Important to note is that the framing of this paper as a set of planning actions and policy measures is justified by the fact that it is concerned with the decisive steps and strategic pathways that should be taken to attain the vision of the desirable future. The primary intent is to provide recommendations for government officials, policymakers, planners, designers, developers, industry experts, and other stakeholders on how to build a data-driven smart sustainable city of the future.

This paper is organised into four sections: Section 2 briefly introduces the methodological framework for the futures study. Section 3 presents the results, detailing the strategic planning process of backcasting in terms of its objectives, targets, vision, and strategies and pathways. Section 4 discusses the results. This paper ends, in Section 5, with some concluding remarks.

2. Research Methodology

The methodological framework applied in the futures study combines and integrates normative backcasting and descriptive case study as qualitative approaches. The backcasting approach was employed to achieve the overall aim of the futures study. The case study approach, which is associated with the empirical phase of the futures study, was adopted to examine and compare two of a total of six cases from the ecologically and technologically leading cities in Europe within each of the frameworks of compact cities, eco-cities, data–driven smart cities, and environmentally data-driven smart sustainable cities. Bibri (2020d) dedicates a whole article to the methodological framework for strategic data-driven smart sustainable city planning whose core objective is clarifying which city model is desired and working towards that specified outcome. Table 1 presents the guiding questions for each of the six steps in the futures study, and highlights the five questions addressed by this paper in bold.

Table 1

The guiding questions for each step in the backcasting-oriented futures study.

The guiding questions for the backcasting-oriented futures study Methods and tools

Step 1: Detail strategic problem orientation (Part 1)

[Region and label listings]
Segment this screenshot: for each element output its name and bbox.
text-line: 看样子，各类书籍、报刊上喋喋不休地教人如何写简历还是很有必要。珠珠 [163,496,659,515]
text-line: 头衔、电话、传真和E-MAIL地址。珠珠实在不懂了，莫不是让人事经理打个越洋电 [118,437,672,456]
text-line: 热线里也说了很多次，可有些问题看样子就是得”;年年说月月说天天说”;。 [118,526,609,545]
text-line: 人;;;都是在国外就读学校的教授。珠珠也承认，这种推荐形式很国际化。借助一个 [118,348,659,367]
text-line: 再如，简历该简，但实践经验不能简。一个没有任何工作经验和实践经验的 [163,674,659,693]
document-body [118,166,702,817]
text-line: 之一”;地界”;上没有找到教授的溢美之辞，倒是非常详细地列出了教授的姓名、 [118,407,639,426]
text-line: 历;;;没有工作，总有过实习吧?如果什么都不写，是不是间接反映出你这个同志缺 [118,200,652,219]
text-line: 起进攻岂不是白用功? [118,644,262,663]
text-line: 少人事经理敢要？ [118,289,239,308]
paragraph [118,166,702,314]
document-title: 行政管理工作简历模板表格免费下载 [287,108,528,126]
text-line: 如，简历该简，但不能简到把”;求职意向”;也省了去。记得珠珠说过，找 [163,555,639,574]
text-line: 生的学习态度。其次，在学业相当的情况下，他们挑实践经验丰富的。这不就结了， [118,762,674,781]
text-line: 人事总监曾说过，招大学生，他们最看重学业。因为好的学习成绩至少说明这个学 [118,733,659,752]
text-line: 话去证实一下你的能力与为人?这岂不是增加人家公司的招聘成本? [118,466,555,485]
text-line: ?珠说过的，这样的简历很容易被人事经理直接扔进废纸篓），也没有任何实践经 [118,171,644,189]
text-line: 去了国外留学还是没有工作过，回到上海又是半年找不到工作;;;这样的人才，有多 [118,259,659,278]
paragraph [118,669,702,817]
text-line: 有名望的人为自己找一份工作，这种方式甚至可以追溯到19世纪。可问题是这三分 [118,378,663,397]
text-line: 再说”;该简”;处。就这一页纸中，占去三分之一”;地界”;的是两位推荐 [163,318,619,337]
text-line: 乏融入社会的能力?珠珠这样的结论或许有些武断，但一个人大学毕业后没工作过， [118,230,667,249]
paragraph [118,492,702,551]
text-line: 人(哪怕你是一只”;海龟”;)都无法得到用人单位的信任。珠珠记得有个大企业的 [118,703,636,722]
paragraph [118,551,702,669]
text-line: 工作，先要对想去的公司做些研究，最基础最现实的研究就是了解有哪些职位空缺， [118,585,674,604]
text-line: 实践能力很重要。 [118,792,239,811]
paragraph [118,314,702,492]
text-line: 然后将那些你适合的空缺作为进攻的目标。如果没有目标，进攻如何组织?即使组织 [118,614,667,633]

Requirements:
1/ Answer each question using the passage on data-driven smart sustainable cities.
(a) Which section of the paper discusses the results?
(b) What two qualitative approaches does the methodological framework combine?
(c) How many questions addressed by the paper does Table 1 highlight in bold?
2/ Translate this sentence from the passage on data-driven smart sustainable cities into Spanish: "The backcasting approach was employed to achieve the overall aim of the futures study."
The entries come from a source separate from the passage.

Solutions below:
1/
(a) Section 4.
(b) Normative backcasting and descriptive case study.
(c) Five.

2/ El enfoque de backcasting se empleó para alcanzar el objetivo general del estudio de futuros.